*Description of the task:*
What is the number of lines in the data holding the word "буйруғи"? Give that number by itself.
* begin Records for this exercise *
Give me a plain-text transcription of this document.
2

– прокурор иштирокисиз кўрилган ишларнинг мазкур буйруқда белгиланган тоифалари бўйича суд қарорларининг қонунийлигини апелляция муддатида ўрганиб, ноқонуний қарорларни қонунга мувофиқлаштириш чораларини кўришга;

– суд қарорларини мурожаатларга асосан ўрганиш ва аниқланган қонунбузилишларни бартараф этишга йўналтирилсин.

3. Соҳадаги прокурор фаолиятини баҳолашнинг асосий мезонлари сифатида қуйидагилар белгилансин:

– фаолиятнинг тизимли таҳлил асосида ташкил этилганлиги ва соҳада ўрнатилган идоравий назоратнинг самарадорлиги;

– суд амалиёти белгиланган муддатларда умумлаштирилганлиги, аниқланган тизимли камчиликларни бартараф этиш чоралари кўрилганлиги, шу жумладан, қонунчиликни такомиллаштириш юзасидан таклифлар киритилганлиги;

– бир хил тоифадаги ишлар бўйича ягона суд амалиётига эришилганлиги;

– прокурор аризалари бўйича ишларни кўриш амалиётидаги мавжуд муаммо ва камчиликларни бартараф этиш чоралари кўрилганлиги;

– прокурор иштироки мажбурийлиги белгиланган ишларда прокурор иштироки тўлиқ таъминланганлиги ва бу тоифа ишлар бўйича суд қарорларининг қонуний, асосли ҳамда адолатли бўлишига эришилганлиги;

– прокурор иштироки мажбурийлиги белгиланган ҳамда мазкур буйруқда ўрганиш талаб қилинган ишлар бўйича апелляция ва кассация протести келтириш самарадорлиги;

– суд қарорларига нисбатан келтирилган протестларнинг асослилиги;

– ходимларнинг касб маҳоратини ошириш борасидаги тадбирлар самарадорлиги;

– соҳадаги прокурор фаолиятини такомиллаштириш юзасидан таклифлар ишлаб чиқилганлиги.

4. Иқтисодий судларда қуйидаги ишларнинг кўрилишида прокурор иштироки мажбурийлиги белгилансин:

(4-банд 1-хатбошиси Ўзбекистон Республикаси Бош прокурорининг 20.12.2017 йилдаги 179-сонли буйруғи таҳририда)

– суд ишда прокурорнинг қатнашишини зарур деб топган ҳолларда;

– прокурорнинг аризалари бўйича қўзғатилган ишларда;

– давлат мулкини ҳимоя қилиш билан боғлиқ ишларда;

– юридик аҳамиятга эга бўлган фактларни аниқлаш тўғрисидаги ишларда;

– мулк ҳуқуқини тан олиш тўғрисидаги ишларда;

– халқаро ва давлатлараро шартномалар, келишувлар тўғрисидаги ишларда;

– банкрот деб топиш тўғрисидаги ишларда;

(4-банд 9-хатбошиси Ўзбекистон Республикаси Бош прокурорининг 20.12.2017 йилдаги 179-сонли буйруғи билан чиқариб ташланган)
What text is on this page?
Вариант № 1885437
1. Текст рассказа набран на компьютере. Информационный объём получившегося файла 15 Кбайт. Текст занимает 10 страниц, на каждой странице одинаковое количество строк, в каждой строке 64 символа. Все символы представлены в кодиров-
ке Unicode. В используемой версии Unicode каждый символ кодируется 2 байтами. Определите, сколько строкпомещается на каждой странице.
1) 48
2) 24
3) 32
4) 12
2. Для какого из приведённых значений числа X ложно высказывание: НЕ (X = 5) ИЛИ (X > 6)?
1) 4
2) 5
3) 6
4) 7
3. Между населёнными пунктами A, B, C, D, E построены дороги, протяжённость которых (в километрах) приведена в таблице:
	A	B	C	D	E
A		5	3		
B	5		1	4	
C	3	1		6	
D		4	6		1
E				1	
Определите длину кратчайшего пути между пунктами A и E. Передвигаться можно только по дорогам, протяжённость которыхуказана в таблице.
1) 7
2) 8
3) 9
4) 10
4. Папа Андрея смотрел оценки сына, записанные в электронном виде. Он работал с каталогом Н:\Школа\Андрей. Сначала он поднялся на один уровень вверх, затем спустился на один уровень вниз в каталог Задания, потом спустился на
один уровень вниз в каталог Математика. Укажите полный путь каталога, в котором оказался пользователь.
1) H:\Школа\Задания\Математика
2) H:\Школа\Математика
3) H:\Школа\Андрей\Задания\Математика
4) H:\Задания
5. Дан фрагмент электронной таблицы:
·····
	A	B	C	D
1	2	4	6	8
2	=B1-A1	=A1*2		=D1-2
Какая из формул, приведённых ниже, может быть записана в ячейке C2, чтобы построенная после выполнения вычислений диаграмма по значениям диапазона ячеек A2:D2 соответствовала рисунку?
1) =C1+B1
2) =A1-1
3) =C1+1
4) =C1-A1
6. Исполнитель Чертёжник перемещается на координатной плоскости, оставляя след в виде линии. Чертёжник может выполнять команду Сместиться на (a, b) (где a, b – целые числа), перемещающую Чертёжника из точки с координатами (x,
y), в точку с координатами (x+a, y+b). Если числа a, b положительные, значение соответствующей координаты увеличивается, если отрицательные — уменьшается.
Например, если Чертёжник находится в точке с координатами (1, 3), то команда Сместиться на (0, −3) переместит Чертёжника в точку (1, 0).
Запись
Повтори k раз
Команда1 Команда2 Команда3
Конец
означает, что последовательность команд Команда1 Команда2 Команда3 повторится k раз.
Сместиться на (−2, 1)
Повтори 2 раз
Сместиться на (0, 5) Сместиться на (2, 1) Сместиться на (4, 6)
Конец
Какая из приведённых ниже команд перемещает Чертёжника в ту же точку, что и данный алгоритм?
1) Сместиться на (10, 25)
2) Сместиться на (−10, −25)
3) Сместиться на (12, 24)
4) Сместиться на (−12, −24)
* end Records for this exercise *
*Right answer:*
2